WHAT YOU HAVE TO DO -> Reproduce the records below in their entirety, character for character.

INFORMATION SUPPLIED ->
☆ ☆ ☆
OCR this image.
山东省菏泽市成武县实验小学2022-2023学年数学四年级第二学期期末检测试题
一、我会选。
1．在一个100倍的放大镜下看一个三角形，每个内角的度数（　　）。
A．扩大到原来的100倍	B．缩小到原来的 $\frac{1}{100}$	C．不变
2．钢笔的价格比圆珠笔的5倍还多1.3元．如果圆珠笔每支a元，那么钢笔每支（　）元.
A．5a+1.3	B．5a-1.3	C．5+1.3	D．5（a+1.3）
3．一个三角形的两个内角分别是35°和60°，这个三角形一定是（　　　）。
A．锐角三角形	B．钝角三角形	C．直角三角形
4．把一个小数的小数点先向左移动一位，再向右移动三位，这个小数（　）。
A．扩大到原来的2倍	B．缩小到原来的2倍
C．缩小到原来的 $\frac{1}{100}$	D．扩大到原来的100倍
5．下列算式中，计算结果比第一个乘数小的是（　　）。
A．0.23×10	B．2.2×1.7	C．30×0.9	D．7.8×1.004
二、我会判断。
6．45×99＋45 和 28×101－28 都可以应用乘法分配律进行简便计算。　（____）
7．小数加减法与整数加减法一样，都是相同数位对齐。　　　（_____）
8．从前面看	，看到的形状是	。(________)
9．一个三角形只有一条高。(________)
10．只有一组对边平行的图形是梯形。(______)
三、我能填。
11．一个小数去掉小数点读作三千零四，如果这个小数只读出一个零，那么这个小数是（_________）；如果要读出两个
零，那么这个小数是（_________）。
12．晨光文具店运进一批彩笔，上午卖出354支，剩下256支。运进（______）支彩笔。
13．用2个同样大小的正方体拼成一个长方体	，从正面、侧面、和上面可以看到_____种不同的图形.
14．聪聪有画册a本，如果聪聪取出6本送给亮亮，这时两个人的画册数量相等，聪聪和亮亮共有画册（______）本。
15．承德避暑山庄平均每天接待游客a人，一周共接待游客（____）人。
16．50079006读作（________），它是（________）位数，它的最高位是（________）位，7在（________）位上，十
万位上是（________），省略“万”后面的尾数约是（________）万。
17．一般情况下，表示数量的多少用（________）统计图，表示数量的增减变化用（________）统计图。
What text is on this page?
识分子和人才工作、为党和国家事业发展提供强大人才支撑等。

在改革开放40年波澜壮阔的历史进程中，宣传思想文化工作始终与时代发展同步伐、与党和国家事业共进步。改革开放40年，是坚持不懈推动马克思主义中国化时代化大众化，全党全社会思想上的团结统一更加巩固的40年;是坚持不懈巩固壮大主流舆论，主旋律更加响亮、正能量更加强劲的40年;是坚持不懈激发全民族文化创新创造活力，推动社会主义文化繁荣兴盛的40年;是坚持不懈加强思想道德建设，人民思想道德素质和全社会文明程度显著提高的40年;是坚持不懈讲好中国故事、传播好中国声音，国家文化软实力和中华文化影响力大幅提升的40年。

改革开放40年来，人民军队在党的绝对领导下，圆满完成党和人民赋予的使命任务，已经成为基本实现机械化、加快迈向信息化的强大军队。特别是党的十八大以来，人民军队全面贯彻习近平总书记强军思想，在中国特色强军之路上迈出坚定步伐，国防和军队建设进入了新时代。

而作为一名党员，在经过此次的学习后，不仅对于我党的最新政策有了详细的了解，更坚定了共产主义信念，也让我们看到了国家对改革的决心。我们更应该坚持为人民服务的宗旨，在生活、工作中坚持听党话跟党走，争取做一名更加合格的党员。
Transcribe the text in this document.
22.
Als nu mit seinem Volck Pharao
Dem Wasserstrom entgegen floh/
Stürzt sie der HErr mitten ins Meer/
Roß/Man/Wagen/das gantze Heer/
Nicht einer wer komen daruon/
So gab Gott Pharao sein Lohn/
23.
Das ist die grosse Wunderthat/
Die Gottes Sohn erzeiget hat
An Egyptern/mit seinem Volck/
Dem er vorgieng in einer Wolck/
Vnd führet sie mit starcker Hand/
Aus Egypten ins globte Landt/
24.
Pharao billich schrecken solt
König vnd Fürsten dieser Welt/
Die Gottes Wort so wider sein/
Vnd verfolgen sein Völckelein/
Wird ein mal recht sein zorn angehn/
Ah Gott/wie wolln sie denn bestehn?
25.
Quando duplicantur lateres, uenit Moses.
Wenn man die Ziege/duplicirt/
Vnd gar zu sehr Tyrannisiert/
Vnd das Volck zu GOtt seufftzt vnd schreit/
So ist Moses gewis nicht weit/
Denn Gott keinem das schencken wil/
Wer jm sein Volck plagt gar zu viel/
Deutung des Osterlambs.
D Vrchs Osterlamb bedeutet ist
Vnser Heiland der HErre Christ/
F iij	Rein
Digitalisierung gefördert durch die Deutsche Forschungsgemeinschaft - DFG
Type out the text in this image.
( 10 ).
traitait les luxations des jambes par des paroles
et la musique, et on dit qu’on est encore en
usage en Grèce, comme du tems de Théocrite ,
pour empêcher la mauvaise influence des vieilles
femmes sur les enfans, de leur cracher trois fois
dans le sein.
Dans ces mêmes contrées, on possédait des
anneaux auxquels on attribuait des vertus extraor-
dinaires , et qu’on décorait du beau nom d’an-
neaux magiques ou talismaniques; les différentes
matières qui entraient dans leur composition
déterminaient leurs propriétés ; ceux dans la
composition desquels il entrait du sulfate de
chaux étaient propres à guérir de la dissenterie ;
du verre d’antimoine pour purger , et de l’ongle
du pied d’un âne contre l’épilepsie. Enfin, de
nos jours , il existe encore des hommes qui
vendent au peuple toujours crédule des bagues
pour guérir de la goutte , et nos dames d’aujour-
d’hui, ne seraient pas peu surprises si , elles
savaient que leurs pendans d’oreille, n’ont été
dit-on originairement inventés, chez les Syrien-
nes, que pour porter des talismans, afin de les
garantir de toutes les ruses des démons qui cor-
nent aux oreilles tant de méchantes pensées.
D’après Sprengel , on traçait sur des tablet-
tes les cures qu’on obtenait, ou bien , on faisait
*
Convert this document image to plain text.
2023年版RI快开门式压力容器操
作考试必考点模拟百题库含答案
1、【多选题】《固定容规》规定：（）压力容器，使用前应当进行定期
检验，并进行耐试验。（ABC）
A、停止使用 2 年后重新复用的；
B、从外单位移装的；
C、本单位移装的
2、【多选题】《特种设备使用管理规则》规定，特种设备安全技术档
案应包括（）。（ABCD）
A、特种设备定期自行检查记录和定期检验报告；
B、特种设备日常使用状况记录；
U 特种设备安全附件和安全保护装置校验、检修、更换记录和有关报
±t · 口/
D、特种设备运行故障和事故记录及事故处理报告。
☆ ☆ ☆
RESULT OF THIS TASK ->
OCR this image.
山东省菏泽市成武县实验小学2022-2023学年数学四年级第二学期期末检测试题
一、我会选。
1．在一个100倍的放大镜下看一个三角形，每个内角的度数（　　）。
A．扩大到原来的100倍	B．缩小到原来的 $\frac{1}{100}$	C．不变
2．钢笔的价格比圆珠笔的5倍还多1.3元．如果圆珠笔每支a元，那么钢笔每支（　）元.
A．5a+1.3	B．5a-1.3	C．5+1.3	D．5（a+1.3）
3．一个三角形的两个内角分别是35°和60°，这个三角形一定是（　　　）。
A．锐角三角形	B．钝角三角形	C．直角三角形
4．把一个小数的小数点先向左移动一位，再向右移动三位，这个小数（　）。
A．扩大到原来的2倍	B．缩小到原来的2倍
C．缩小到原来的 $\frac{1}{100}$	D．扩大到原来的100倍
5．下列算式中，计算结果比第一个乘数小的是（　　）。
A．0.23×10	B．2.2×1.7	C．30×0.9	D．7.8×1.004
二、我会判断。
6．45×99＋45 和 28×101－28 都可以应用乘法分配律进行简便计算。　（____）
7．小数加减法与整数加减法一样，都是相同数位对齐。　　　（_____）
8．从前面看	，看到的形状是	。(________)
9．一个三角形只有一条高。(________)
10．只有一组对边平行的图形是梯形。(______)
三、我能填。
11．一个小数去掉小数点读作三千零四，如果这个小数只读出一个零，那么这个小数是（_________）；如果要读出两个
零，那么这个小数是（_________）。
12．晨光文具店运进一批彩笔，上午卖出354支，剩下256支。运进（______）支彩笔。
13．用2个同样大小的正方体拼成一个长方体	，从正面、侧面、和上面可以看到_____种不同的图形.
14．聪聪有画册a本，如果聪聪取出6本送给亮亮，这时两个人的画册数量相等，聪聪和亮亮共有画册（______）本。
15．承德避暑山庄平均每天接待游客a人，一周共接待游客（____）人。
16．50079006读作（________），它是（________）位数，它的最高位是（________）位，7在（________）位上，十
万位上是（________），省略“万”后面的尾数约是（________）万。
17．一般情况下，表示数量的多少用（________）统计图，表示数量的增减变化用（________）统计图。
What text is on this page?
识分子和人才工作、为党和国家事业发展提供强大人才支撑等。

在改革开放40年波澜壮阔的历史进程中，宣传思想文化工作始终与时代发展同步伐、与党和国家事业共进步。改革开放40年，是坚持不懈推动马克思主义中国化时代化大众化，全党全社会思想上的团结统一更加巩固的40年;是坚持不懈巩固壮大主流舆论，主旋律更加响亮、正能量更加强劲的40年;是坚持不懈激发全民族文化创新创造活力，推动社会主义文化繁荣兴盛的40年;是坚持不懈加强思想道德建设，人民思想道德素质和全社会文明程度显著提高的40年;是坚持不懈讲好中国故事、传播好中国声音，国家文化软实力和中华文化影响力大幅提升的40年。

改革开放40年来，人民军队在党的绝对领导下，圆满完成党和人民赋予的使命任务，已经成为基本实现机械化、加快迈向信息化的强大军队。特别是党的十八大以来，人民军队全面贯彻习近平总书记强军思想，在中国特色强军之路上迈出坚定步伐，国防和军队建设进入了新时代。

而作为一名党员，在经过此次的学习后，不仅对于我党的最新政策有了详细的了解，更坚定了共产主义信念，也让我们看到了国家对改革的决心。我们更应该坚持为人民服务的宗旨，在生活、工作中坚持听党话跟党走，争取做一名更加合格的党员。
Transcribe the text in this document.
22.
Als nu mit seinem Volck Pharao
Dem Wasserstrom entgegen floh/
Stürzt sie der HErr mitten ins Meer/
Roß/Man/Wagen/das gantze Heer/
Nicht einer wer komen daruon/
So gab Gott Pharao sein Lohn/
23.
Das ist die grosse Wunderthat/
Die Gottes Sohn erzeiget hat
An Egyptern/mit seinem Volck/
Dem er vorgieng in einer Wolck/
Vnd führet sie mit starcker Hand/
Aus Egypten ins globte Landt/
24.
Pharao billich schrecken solt
König vnd Fürsten dieser Welt/
Die Gottes Wort so wider sein/
Vnd verfolgen sein Völckelein/
Wird ein mal recht sein zorn angehn/
Ah Gott/wie wolln sie denn bestehn?
25.
Quando duplicantur lateres, uenit Moses.
Wenn man die Ziege/duplicirt/
Vnd gar zu sehr Tyrannisiert/
Vnd das Volck zu GOtt seufftzt vnd schreit/
So ist Moses gewis nicht weit/
Denn Gott keinem das schencken wil/
Wer jm sein Volck plagt gar zu viel/
Deutung des Osterlambs.
D Vrchs Osterlamb bedeutet ist
Vnser Heiland der HErre Christ/
F iij	Rein
Digitalisierung gefördert durch die Deutsche Forschungsgemeinschaft - DFG
Type out the text in this image.
( 10 ).
traitait les luxations des jambes par des paroles
et la musique, et on dit qu’on est encore en
usage en Grèce, comme du tems de Théocrite ,
pour empêcher la mauvaise influence des vieilles
femmes sur les enfans, de leur cracher trois fois
dans le sein.
Dans ces mêmes contrées, on possédait des
anneaux auxquels on attribuait des vertus extraor-
dinaires , et qu’on décorait du beau nom d’an-
neaux magiques ou talismaniques; les différentes
matières qui entraient dans leur composition
déterminaient leurs propriétés ; ceux dans la
composition desquels il entrait du sulfate de
chaux étaient propres à guérir de la dissenterie ;
du verre d’antimoine pour purger , et de l’ongle
du pied d’un âne contre l’épilepsie. Enfin, de
nos jours , il existe encore des hommes qui
vendent au peuple toujours crédule des bagues
pour guérir de la goutte , et nos dames d’aujour-
d’hui, ne seraient pas peu surprises si , elles
savaient que leurs pendans d’oreille, n’ont été
dit-on originairement inventés, chez les Syrien-
nes, que pour porter des talismans, afin de les
garantir de toutes les ruses des démons qui cor-
nent aux oreilles tant de méchantes pensées.
D’après Sprengel , on traçait sur des tablet-
tes les cures qu’on obtenait, ou bien , on faisait
*
Convert this document image to plain text.
2023年版RI快开门式压力容器操
作考试必考点模拟百题库含答案
1、【多选题】《固定容规》规定：（）压力容器，使用前应当进行定期
检验，并进行耐试验。（ABC）
A、停止使用 2 年后重新复用的；
B、从外单位移装的；
C、本单位移装的
2、【多选题】《特种设备使用管理规则》规定，特种设备安全技术档
案应包括（）。（ABCD）
A、特种设备定期自行检查记录和定期检验报告；
B、特种设备日常使用状况记录；
U 特种设备安全附件和安全保护装置校验、检修、更换记录和有关报
±t · 口/
D、特种设备运行故障和事故记录及事故处理报告。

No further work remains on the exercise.